Exercise prompt:
Scan the following material for the string "Développement" and copy each line in which it appears.

____ Record list

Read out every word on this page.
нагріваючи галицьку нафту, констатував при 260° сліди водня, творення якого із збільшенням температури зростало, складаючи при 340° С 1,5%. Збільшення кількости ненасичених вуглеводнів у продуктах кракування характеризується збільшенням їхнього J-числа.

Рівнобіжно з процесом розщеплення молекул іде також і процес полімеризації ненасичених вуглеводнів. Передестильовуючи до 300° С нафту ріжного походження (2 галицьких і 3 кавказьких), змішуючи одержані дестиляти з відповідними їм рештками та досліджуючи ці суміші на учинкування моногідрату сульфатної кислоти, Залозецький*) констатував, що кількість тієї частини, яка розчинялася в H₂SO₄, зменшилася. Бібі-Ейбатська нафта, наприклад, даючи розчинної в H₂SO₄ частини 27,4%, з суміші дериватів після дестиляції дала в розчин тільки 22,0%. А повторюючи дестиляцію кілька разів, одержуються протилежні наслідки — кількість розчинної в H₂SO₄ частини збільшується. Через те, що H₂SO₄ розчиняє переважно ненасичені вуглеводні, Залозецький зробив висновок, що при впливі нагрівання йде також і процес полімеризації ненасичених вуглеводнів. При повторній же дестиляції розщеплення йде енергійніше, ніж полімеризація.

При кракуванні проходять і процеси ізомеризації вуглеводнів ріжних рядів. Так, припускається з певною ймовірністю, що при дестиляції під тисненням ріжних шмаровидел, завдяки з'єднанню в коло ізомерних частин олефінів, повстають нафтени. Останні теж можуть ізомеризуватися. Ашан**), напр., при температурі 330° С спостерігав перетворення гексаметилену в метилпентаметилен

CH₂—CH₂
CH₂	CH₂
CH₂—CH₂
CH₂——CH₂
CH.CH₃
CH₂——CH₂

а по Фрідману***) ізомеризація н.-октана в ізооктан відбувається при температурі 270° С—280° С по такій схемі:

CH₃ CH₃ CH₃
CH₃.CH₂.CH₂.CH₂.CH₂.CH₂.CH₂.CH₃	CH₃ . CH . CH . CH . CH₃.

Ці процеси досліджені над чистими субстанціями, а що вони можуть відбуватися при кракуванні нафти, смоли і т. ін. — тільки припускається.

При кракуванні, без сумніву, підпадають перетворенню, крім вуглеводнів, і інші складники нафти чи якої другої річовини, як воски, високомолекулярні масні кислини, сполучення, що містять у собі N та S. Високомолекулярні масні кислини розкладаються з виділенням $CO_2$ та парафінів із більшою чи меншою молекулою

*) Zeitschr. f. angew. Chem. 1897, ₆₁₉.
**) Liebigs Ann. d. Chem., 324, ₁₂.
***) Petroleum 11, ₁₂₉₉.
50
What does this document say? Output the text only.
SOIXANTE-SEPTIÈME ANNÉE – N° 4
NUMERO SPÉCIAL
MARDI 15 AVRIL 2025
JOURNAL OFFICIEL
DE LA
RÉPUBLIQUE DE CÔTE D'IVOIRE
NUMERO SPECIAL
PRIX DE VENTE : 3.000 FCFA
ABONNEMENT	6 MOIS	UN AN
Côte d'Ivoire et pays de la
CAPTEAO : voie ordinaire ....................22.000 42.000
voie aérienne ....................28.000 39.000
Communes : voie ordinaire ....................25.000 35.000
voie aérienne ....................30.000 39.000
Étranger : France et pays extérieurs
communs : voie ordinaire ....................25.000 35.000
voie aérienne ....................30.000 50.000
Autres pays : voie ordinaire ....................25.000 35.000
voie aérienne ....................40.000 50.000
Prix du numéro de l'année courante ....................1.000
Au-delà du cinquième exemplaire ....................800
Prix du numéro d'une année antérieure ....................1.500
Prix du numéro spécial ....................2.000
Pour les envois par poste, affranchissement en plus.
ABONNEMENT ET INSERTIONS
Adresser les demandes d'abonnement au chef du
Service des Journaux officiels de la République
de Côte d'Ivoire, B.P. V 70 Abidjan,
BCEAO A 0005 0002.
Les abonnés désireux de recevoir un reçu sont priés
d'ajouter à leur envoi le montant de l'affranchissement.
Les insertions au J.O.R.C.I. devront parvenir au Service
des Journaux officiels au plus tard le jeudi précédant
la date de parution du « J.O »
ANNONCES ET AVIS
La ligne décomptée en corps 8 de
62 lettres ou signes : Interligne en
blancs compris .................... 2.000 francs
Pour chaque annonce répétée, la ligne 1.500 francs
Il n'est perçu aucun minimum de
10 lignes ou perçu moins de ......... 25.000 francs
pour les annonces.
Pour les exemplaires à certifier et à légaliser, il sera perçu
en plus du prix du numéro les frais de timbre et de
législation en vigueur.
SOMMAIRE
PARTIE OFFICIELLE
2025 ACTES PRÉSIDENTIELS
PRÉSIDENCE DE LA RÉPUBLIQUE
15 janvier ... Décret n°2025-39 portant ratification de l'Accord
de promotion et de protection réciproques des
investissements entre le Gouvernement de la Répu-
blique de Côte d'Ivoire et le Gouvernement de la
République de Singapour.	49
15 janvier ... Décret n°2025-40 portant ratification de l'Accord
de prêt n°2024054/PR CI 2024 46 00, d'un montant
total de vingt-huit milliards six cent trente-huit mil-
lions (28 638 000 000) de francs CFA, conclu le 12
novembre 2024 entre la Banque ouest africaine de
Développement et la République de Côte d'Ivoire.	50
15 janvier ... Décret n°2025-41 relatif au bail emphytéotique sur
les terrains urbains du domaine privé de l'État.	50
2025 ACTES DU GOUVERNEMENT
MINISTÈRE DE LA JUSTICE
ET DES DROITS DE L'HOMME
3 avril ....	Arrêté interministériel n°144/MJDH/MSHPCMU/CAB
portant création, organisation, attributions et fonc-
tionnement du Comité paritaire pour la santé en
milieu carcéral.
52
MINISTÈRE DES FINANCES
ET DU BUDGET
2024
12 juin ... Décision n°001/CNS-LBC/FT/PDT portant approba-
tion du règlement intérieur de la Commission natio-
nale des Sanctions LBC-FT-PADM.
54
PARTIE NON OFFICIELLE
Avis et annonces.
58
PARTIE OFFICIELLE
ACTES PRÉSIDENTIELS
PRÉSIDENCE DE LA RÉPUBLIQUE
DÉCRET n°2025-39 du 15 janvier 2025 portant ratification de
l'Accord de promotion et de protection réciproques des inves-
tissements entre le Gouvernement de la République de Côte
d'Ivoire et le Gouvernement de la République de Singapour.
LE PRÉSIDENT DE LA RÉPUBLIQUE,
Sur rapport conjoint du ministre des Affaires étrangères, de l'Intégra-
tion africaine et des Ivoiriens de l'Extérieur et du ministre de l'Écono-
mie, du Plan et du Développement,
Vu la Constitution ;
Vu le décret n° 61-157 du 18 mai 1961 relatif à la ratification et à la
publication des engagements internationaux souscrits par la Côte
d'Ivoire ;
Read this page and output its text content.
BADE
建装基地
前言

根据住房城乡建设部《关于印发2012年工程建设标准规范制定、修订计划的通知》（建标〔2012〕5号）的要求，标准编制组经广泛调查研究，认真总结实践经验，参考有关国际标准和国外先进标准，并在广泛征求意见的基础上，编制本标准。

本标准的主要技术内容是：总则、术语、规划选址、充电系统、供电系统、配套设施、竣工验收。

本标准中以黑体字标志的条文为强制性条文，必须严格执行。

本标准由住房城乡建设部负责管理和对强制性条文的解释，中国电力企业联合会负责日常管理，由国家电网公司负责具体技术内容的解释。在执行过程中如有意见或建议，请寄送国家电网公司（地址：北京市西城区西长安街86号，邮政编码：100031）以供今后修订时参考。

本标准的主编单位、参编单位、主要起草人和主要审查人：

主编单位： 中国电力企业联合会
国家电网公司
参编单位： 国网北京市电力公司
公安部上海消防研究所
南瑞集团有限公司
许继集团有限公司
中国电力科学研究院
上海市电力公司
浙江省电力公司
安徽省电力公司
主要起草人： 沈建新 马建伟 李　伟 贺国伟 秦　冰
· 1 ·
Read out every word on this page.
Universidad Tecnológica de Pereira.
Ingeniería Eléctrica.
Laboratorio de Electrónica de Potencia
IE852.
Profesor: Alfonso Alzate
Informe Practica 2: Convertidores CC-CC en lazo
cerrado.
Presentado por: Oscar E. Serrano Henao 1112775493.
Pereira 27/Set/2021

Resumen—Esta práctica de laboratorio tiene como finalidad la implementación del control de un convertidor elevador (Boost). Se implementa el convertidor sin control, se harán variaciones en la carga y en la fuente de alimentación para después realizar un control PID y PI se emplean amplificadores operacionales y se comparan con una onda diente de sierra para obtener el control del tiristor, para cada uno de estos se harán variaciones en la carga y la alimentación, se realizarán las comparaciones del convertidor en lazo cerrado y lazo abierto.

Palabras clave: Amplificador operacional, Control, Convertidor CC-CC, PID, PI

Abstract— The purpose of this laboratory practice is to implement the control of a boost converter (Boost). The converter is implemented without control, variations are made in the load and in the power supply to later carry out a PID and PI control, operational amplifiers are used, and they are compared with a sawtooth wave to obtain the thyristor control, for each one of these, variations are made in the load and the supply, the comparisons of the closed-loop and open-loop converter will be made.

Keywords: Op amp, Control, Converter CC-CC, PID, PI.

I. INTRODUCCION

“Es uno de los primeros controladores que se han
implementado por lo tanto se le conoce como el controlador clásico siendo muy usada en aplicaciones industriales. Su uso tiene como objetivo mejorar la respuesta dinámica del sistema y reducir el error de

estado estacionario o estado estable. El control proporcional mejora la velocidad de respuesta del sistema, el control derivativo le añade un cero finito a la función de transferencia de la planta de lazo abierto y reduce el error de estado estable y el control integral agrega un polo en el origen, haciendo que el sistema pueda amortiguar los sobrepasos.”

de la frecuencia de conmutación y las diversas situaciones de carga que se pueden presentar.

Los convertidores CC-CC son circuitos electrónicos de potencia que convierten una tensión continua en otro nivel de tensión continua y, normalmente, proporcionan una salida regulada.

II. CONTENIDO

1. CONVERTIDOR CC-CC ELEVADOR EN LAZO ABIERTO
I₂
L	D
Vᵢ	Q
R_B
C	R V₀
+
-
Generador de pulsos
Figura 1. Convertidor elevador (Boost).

________

Response to the exercise:
Développement et la République de Côte d'Ivoire.	50
mie, du Plan et du Développement,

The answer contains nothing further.